Can you transcribe the data exactly? Leave the pictures out.

— Data to process —
- - - - -
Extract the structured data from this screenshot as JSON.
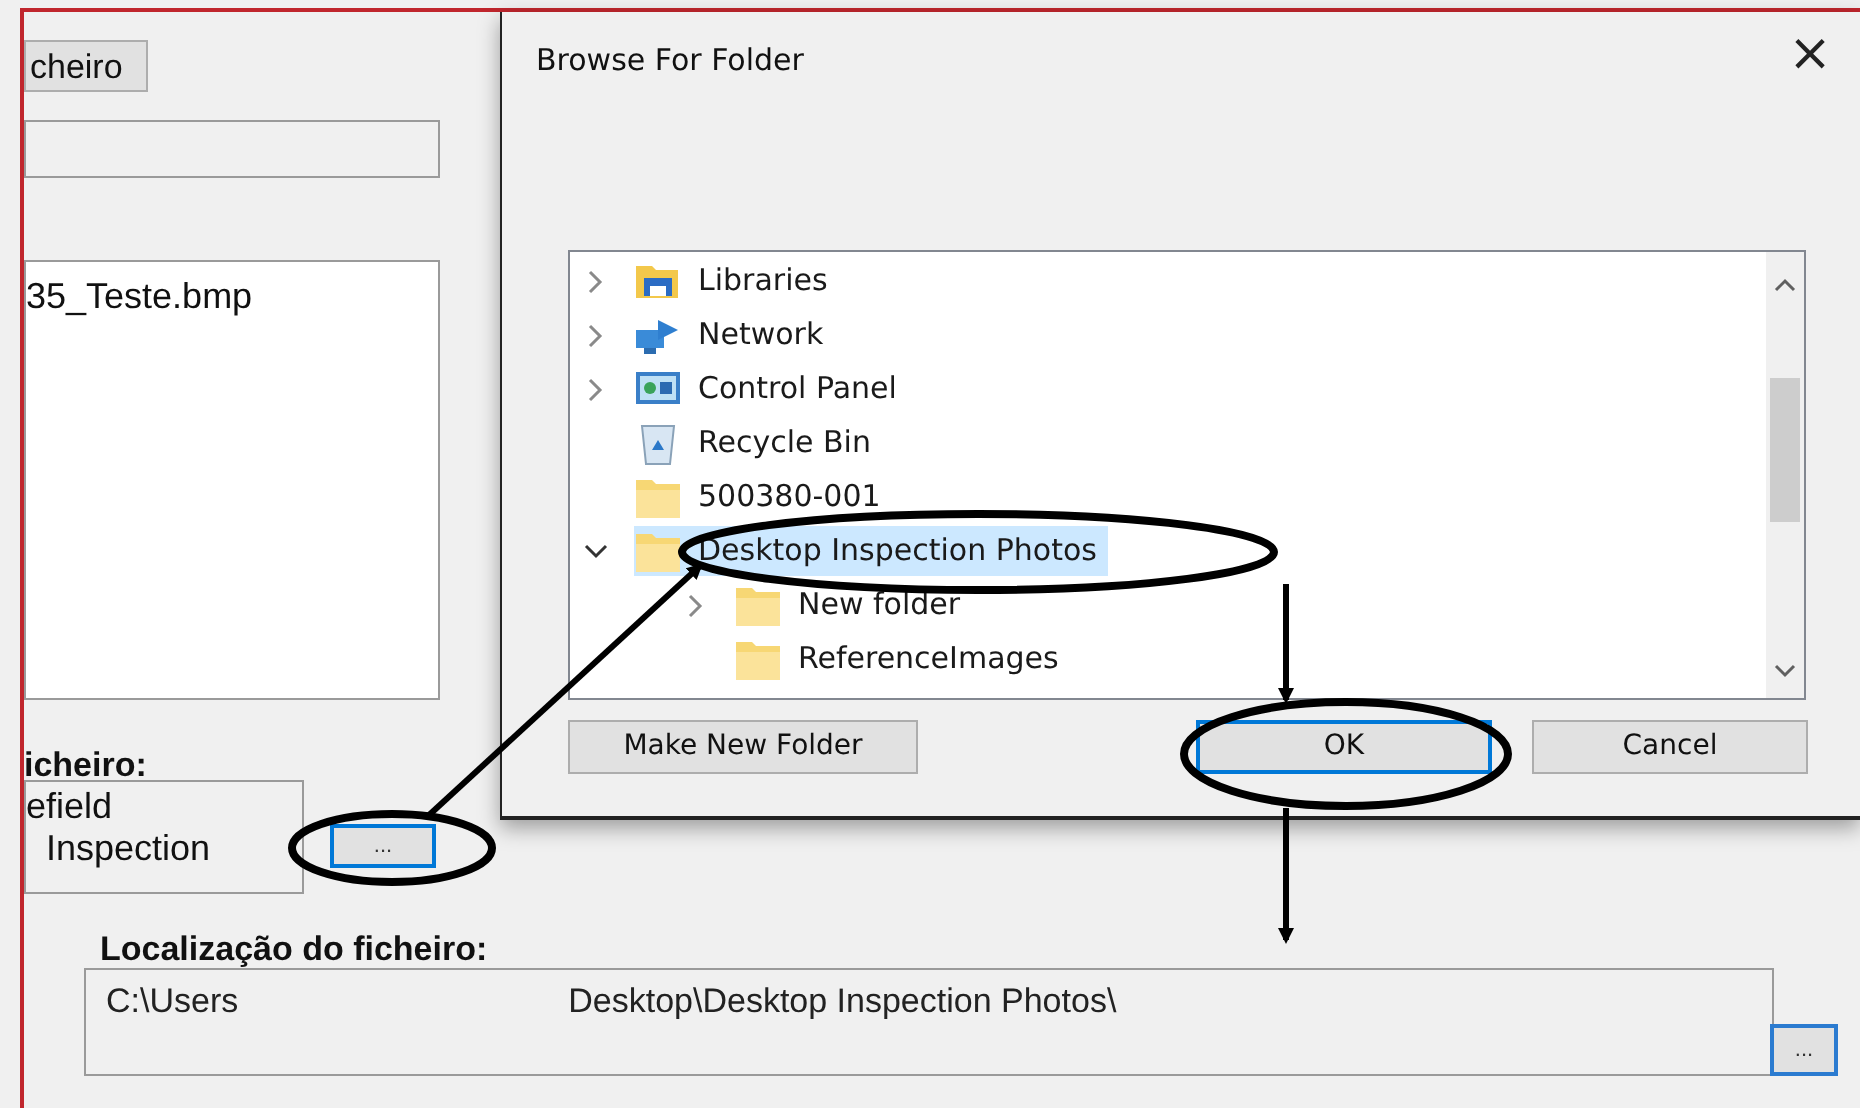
{
  "background_window": {
    "button": "cheiro",
    "list_items": [
      "35_Teste.bmp"
    ],
    "label": "icheiro:",
    "field_lines": [
      "efield",
      "Inspection"
    ],
    "browse_button": "..."
  },
  "dialog": {
    "title": "Browse For Folder",
    "close": "×",
    "tree": [
      {
        "label": "Libraries",
        "kind": "library",
        "expanded": false,
        "selected": false
      },
      {
        "label": "Network",
        "kind": "network",
        "expanded": false,
        "selected": false
      },
      {
        "label": "Control Panel",
        "kind": "control-panel",
        "expanded": false,
        "selected": false
      },
      {
        "label": "Recycle Bin",
        "kind": "recycle-bin",
        "selected": false
      },
      {
        "label": "500380-001",
        "kind": "folder",
        "selected": false
      },
      {
        "label": "Desktop Inspection Photos",
        "kind": "folder",
        "expanded": true,
        "selected": true,
        "children": [
          {
            "label": "New folder",
            "kind": "folder",
            "expanded": false,
            "selected": false
          },
          {
            "label": "ReferenceImages",
            "kind": "folder",
            "selected": false
          }
        ]
      }
    ],
    "buttons": [
      {
        "label": "Make New Folder",
        "focused": false
      },
      {
        "label": "OK",
        "focused": true
      },
      {
        "label": "Cancel",
        "focused": false
      }
    ]
  },
  "location_panel": {
    "label": "Localização do ficheiro:",
    "value_parts": [
      "C:\\Users",
      "Desktop\\Desktop Inspection Photos\\"
    ],
    "browse_button": "...",
    "browse_focused": true
  }
}
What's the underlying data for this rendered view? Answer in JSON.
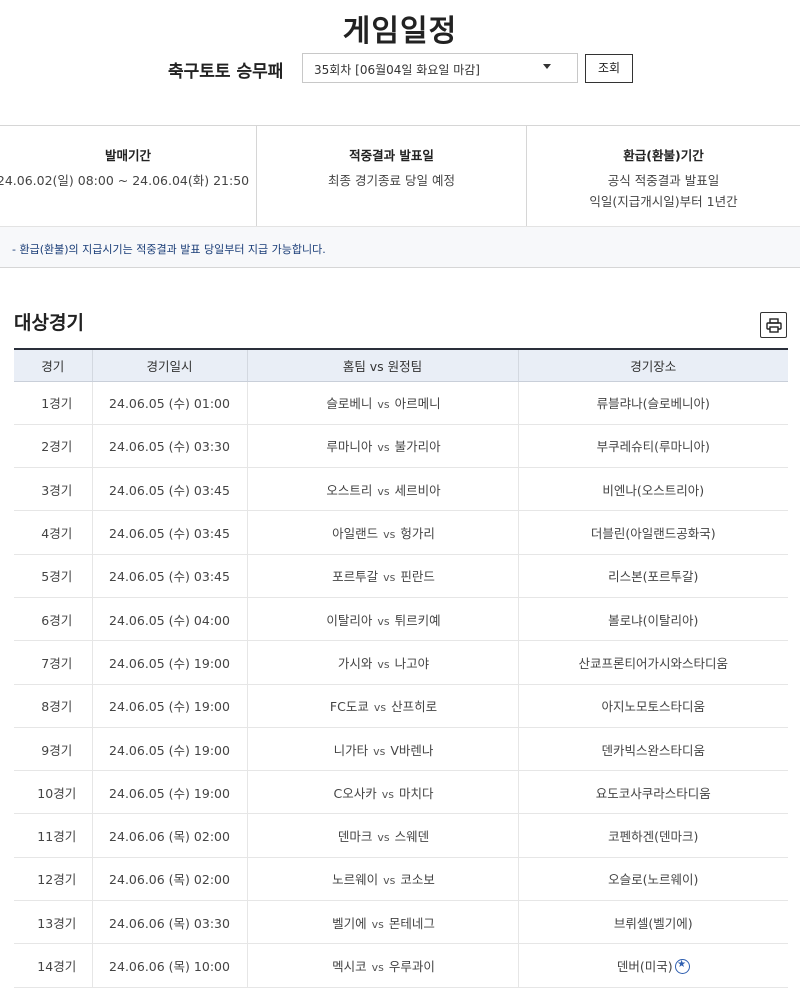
{
  "page_title": "게임일정",
  "game_type": "축구토토 승무패",
  "round_select": {
    "value": "35회차 [06월04일 화요일 마감]"
  },
  "search_button": "조회",
  "info": {
    "sale_period": {
      "title": "발매기간",
      "text": "24.06.02(일) 08:00 ~ 24.06.04(화) 21:50"
    },
    "result_date": {
      "title": "적중결과 발표일",
      "text": "최종 경기종료 당일 예정"
    },
    "refund_period": {
      "title": "환급(환불)기간",
      "line1": "공식 적중결과 발표일",
      "line2": "익일(지급개시일)부터 1년간"
    },
    "note": "- 환급(환불)의 지급시기는 적중결과 발표 당일부터 지급 가능합니다."
  },
  "section_title": "대상경기",
  "table": {
    "headers": {
      "no": "경기",
      "datetime": "경기일시",
      "match": "홈팀 vs 원정팀",
      "venue": "경기장소"
    },
    "vs": "vs",
    "rows": [
      {
        "no": "1경기",
        "datetime": "24.06.05 (수) 01:00",
        "home": "슬로베니",
        "away": "아르메니",
        "venue": "류블랴나(슬로베니아)"
      },
      {
        "no": "2경기",
        "datetime": "24.06.05 (수) 03:30",
        "home": "루마니아",
        "away": "불가리아",
        "venue": "부쿠레슈티(루마니아)"
      },
      {
        "no": "3경기",
        "datetime": "24.06.05 (수) 03:45",
        "home": "오스트리",
        "away": "세르비아",
        "venue": "비엔나(오스트리아)"
      },
      {
        "no": "4경기",
        "datetime": "24.06.05 (수) 03:45",
        "home": "아일랜드",
        "away": "헝가리",
        "venue": "더블린(아일랜드공화국)"
      },
      {
        "no": "5경기",
        "datetime": "24.06.05 (수) 03:45",
        "home": "포르투갈",
        "away": "핀란드",
        "venue": "리스본(포르투갈)"
      },
      {
        "no": "6경기",
        "datetime": "24.06.05 (수) 04:00",
        "home": "이탈리아",
        "away": "튀르키예",
        "venue": "볼로냐(이탈리아)"
      },
      {
        "no": "7경기",
        "datetime": "24.06.05 (수) 19:00",
        "home": "가시와",
        "away": "나고야",
        "venue": "산쿄프론티어가시와스타디움"
      },
      {
        "no": "8경기",
        "datetime": "24.06.05 (수) 19:00",
        "home": "FC도쿄",
        "away": "산프히로",
        "venue": "아지노모토스타디움"
      },
      {
        "no": "9경기",
        "datetime": "24.06.05 (수) 19:00",
        "home": "니가타",
        "away": "V바렌나",
        "venue": "덴카빅스완스타디움"
      },
      {
        "no": "10경기",
        "datetime": "24.06.05 (수) 19:00",
        "home": "C오사카",
        "away": "마치다",
        "venue": "요도코사쿠라스타디움"
      },
      {
        "no": "11경기",
        "datetime": "24.06.06 (목) 02:00",
        "home": "덴마크",
        "away": "스웨덴",
        "venue": "코펜하겐(덴마크)"
      },
      {
        "no": "12경기",
        "datetime": "24.06.06 (목) 02:00",
        "home": "노르웨이",
        "away": "코소보",
        "venue": "오슬로(노르웨이)"
      },
      {
        "no": "13경기",
        "datetime": "24.06.06 (목) 03:30",
        "home": "벨기에",
        "away": "몬테네그",
        "venue": "브뤼셀(벨기에)"
      },
      {
        "no": "14경기",
        "datetime": "24.06.06 (목) 10:00",
        "home": "멕시코",
        "away": "우루과이",
        "venue": "덴버(미국)"
      }
    ]
  },
  "colors": {
    "header_bg": "#e9eef6",
    "note_text": "#1a3d77",
    "accent": "#2f5fb0"
  }
}
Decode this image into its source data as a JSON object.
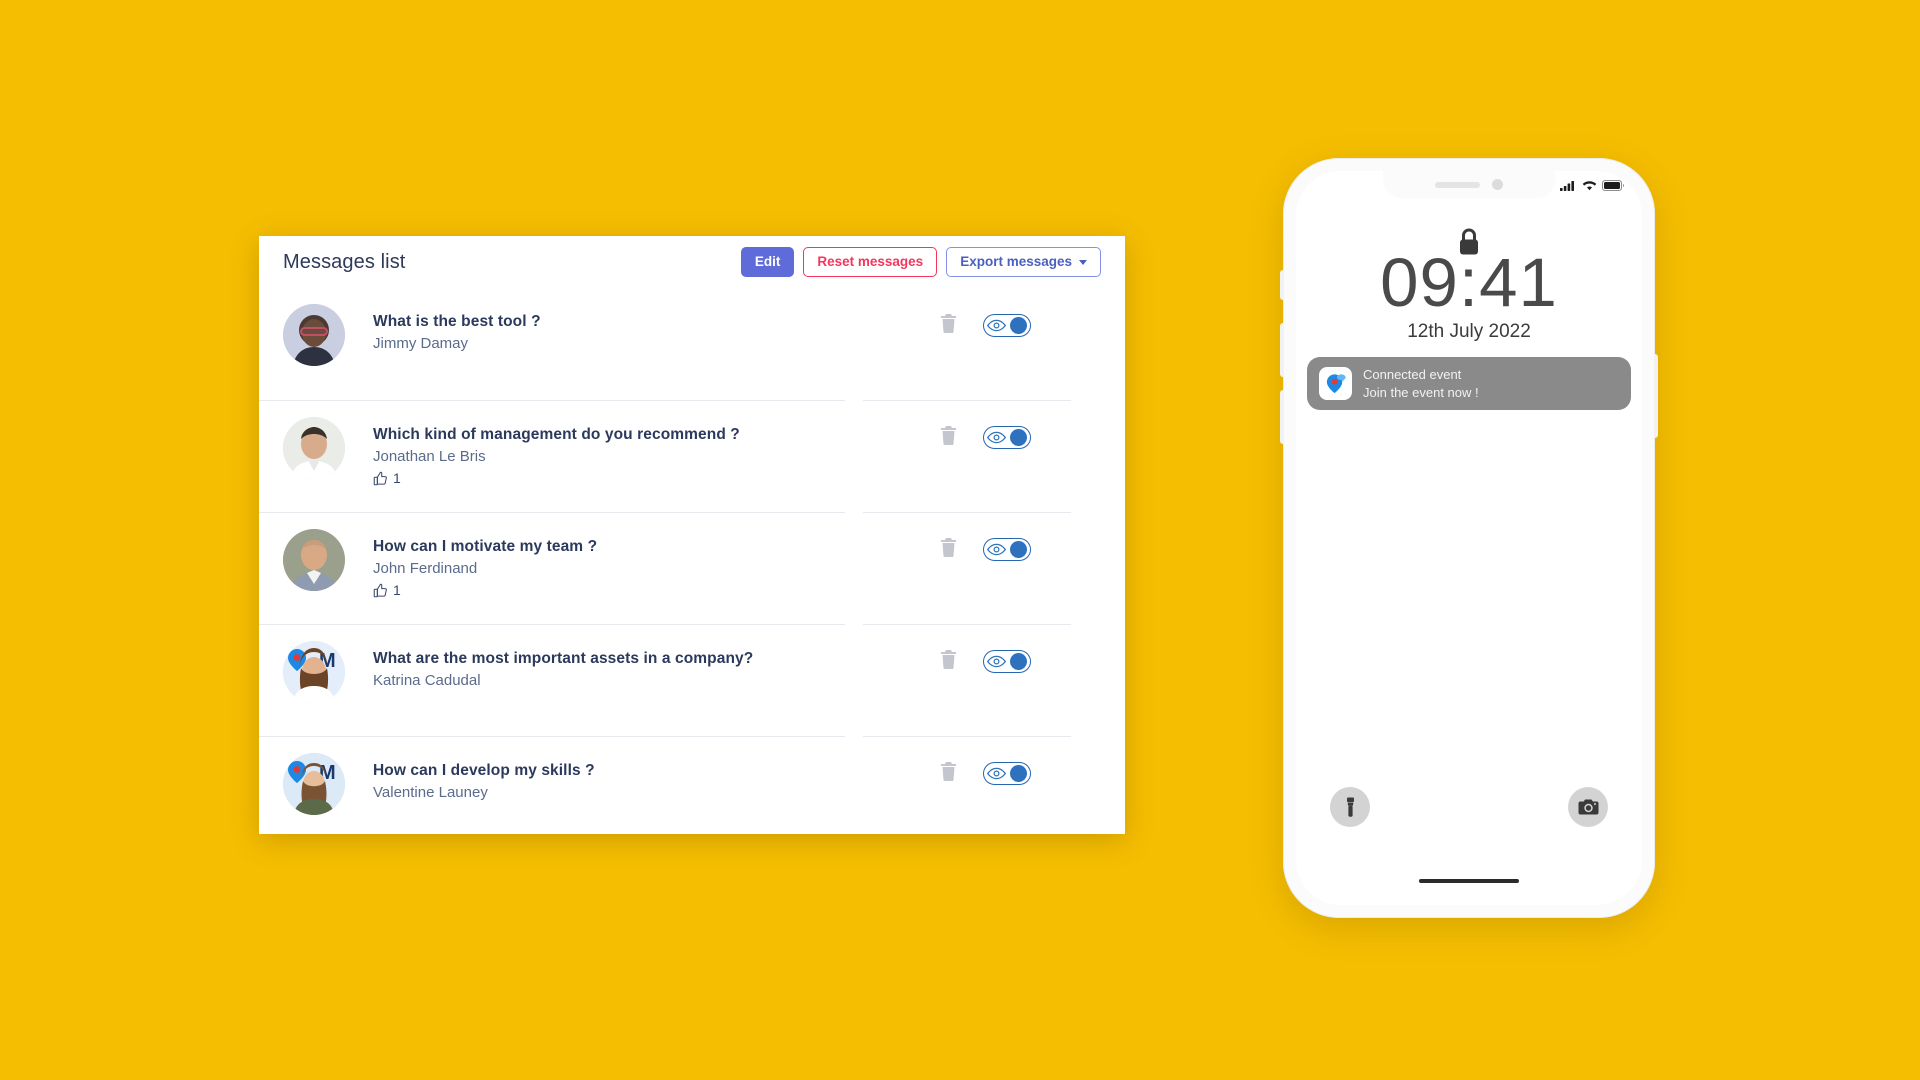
{
  "theme": {
    "background": "#F5BE00",
    "panel_background": "#FFFFFF",
    "title_color": "#2B3A5C",
    "author_color": "#5A6B8C",
    "primary_button": "#5E6BD8",
    "danger_color": "#F5365C",
    "toggle_color": "#2E72BD"
  },
  "panel": {
    "title": "Messages list",
    "actions": {
      "edit_label": "Edit",
      "reset_label": "Reset messages",
      "export_label": "Export messages"
    }
  },
  "messages": [
    {
      "title": "What is the best tool ?",
      "author": "Jimmy Damay",
      "likes": "",
      "has_likes": false,
      "visible": true
    },
    {
      "title": "Which kind of management do you recommend ?",
      "author": "Jonathan Le Bris",
      "likes": "1",
      "has_likes": true,
      "visible": true
    },
    {
      "title": "How can I motivate my team ?",
      "author": "John Ferdinand",
      "likes": "1",
      "has_likes": true,
      "visible": true
    },
    {
      "title": "What are the most important assets in a company?",
      "author": "Katrina Cadudal",
      "likes": "",
      "has_likes": false,
      "visible": true
    },
    {
      "title": "How can I develop my skills ?",
      "author": "Valentine Launey",
      "likes": "",
      "has_likes": false,
      "visible": true
    }
  ],
  "phone": {
    "status_bar": {
      "signal": "signal-bars-icon",
      "wifi": "wifi-icon",
      "battery": "battery-icon"
    },
    "lock_screen": {
      "lock_icon": "lock-icon",
      "time": "09:41",
      "date": "12th July 2022"
    },
    "notification": {
      "app_icon": "location-pin-app-icon",
      "title": "Connected event",
      "body": "Join the event now !"
    },
    "bottom_actions": {
      "flashlight": "flashlight-icon",
      "camera": "camera-icon"
    }
  }
}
- - - - -
— Solved exercise —
Extract the structured data from this screenshot as JSON.
{
  "background_window": {
    "button": "cheiro",
    "list_items": [
      "35_Teste.bmp"
    ],
    "label": "icheiro:",
    "field_lines": [
      "efield",
      "Inspection"
    ],
    "browse_button": "..."
  },
  "dialog": {
    "title": "Browse For Folder",
    "close": "×",
    "tree": [
      {
        "label": "Libraries",
        "kind": "library",
        "expanded": false,
        "selected": false
      },
      {
        "label": "Network",
        "kind": "network",
        "expanded": false,
        "selected": false
      },
      {
        "label": "Control Panel",
        "kind": "control-panel",
        "expanded": false,
        "selected": false
      },
      {
        "label": "Recycle Bin",
        "kind": "recycle-bin",
        "selected": false
      },
      {
        "label": "500380-001",
        "kind": "folder",
        "selected": false
      },
      {
        "label": "Desktop Inspection Photos",
        "kind": "folder",
        "expanded": true,
        "selected": true,
        "children": [
          {
            "label": "New folder",
            "kind": "folder",
            "expanded": false,
            "selected": false
          },
          {
            "label": "ReferenceImages",
            "kind": "folder",
            "selected": false
          }
        ]
      }
    ],
    "buttons": [
      {
        "label": "Make New Folder",
        "focused": false
      },
      {
        "label": "OK",
        "focused": true
      },
      {
        "label": "Cancel",
        "focused": false
      }
    ]
  },
  "location_panel": {
    "label": "Localização do ficheiro:",
    "value_parts": [
      "C:\\Users",
      "Desktop\\Desktop Inspection Photos\\"
    ],
    "browse_button": "...",
    "browse_focused": true
  }
}
What's the underlying data for this rendered view? Answer in JSON.
{
  "page_title": "게임일정",
  "game_type": "축구토토 승무패",
  "round_select": {
    "value": "35회차 [06월04일 화요일 마감]"
  },
  "search_button": "조회",
  "info": {
    "sale_period": {
      "title": "발매기간",
      "text": "24.06.02(일) 08:00 ~ 24.06.04(화) 21:50"
    },
    "result_date": {
      "title": "적중결과 발표일",
      "text": "최종 경기종료 당일 예정"
    },
    "refund_period": {
      "title": "환급(환불)기간",
      "line1": "공식 적중결과 발표일",
      "line2": "익일(지급개시일)부터 1년간"
    },
    "note": "- 환급(환불)의 지급시기는 적중결과 발표 당일부터 지급 가능합니다."
  },
  "section_title": "대상경기",
  "table": {
    "headers": {
      "no": "경기",
      "datetime": "경기일시",
      "match": "홈팀 vs 원정팀",
      "venue": "경기장소"
    },
    "vs": "vs",
    "rows": [
      {
        "no": "1경기",
        "datetime": "24.06.05 (수) 01:00",
        "home": "슬로베니",
        "away": "아르메니",
        "venue": "류블랴나(슬로베니아)"
      },
      {
        "no": "2경기",
        "datetime": "24.06.05 (수) 03:30",
        "home": "루마니아",
        "away": "불가리아",
        "venue": "부쿠레슈티(루마니아)"
      },
      {
        "no": "3경기",
        "datetime": "24.06.05 (수) 03:45",
        "home": "오스트리",
        "away": "세르비아",
        "venue": "비엔나(오스트리아)"
      },
      {
        "no": "4경기",
        "datetime": "24.06.05 (수) 03:45",
        "home": "아일랜드",
        "away": "헝가리",
        "venue": "더블린(아일랜드공화국)"
      },
      {
        "no": "5경기",
        "datetime": "24.06.05 (수) 03:45",
        "home": "포르투갈",
        "away": "핀란드",
        "venue": "리스본(포르투갈)"
      },
      {
        "no": "6경기",
        "datetime": "24.06.05 (수) 04:00",
        "home": "이탈리아",
        "away": "튀르키예",
        "venue": "볼로냐(이탈리아)"
      },
      {
        "no": "7경기",
        "datetime": "24.06.05 (수) 19:00",
        "home": "가시와",
        "away": "나고야",
        "venue": "산쿄프론티어가시와스타디움"
      },
      {
        "no": "8경기",
        "datetime": "24.06.05 (수) 19:00",
        "home": "FC도쿄",
        "away": "산프히로",
        "venue": "아지노모토스타디움"
      },
      {
        "no": "9경기",
        "datetime": "24.06.05 (수) 19:00",
        "home": "니가타",
        "away": "V바렌나",
        "venue": "덴카빅스완스타디움"
      },
      {
        "no": "10경기",
        "datetime": "24.06.05 (수) 19:00",
        "home": "C오사카",
        "away": "마치다",
        "venue": "요도코사쿠라스타디움"
      },
      {
        "no": "11경기",
        "datetime": "24.06.06 (목) 02:00",
        "home": "덴마크",
        "away": "스웨덴",
        "venue": "코펜하겐(덴마크)"
      },
      {
        "no": "12경기",
        "datetime": "24.06.06 (목) 02:00",
        "home": "노르웨이",
        "away": "코소보",
        "venue": "오슬로(노르웨이)"
      },
      {
        "no": "13경기",
        "datetime": "24.06.06 (목) 03:30",
        "home": "벨기에",
        "away": "몬테네그",
        "venue": "브뤼셀(벨기에)"
      },
      {
        "no": "14경기",
        "datetime": "24.06.06 (목) 10:00",
        "home": "멕시코",
        "away": "우루과이",
        "venue": "덴버(미국)"
      }
    ]
  },
  "colors": {
    "header_bg": "#e9eef6",
    "note_text": "#1a3d77",
    "accent": "#2f5fb0"
  }
}
Decode this image into its source data as a JSON object.
{
  "theme": {
    "background": "#F5BE00",
    "panel_background": "#FFFFFF",
    "title_color": "#2B3A5C",
    "author_color": "#5A6B8C",
    "primary_button": "#5E6BD8",
    "danger_color": "#F5365C",
    "toggle_color": "#2E72BD"
  },
  "panel": {
    "title": "Messages list",
    "actions": {
      "edit_label": "Edit",
      "reset_label": "Reset messages",
      "export_label": "Export messages"
    }
  },
  "messages": [
    {
      "title": "What is the best tool ?",
      "author": "Jimmy Damay",
      "likes": "",
      "has_likes": false,
      "visible": true
    },
    {
      "title": "Which kind of management do you recommend ?",
      "author": "Jonathan Le Bris",
      "likes": "1",
      "has_likes": true,
      "visible": true
    },
    {
      "title": "How can I motivate my team ?",
      "author": "John Ferdinand",
      "likes": "1",
      "has_likes": true,
      "visible": true
    },
    {
      "title": "What are the most important assets in a company?",
      "author": "Katrina Cadudal",
      "likes": "",
      "has_likes": false,
      "visible": true
    },
    {
      "title": "How can I develop my skills ?",
      "author": "Valentine Launey",
      "likes": "",
      "has_likes": false,
      "visible": true
    }
  ],
  "phone": {
    "status_bar": {
      "signal": "signal-bars-icon",
      "wifi": "wifi-icon",
      "battery": "battery-icon"
    },
    "lock_screen": {
      "lock_icon": "lock-icon",
      "time": "09:41",
      "date": "12th July 2022"
    },
    "notification": {
      "app_icon": "location-pin-app-icon",
      "title": "Connected event",
      "body": "Join the event now !"
    },
    "bottom_actions": {
      "flashlight": "flashlight-icon",
      "camera": "camera-icon"
    }
  }
}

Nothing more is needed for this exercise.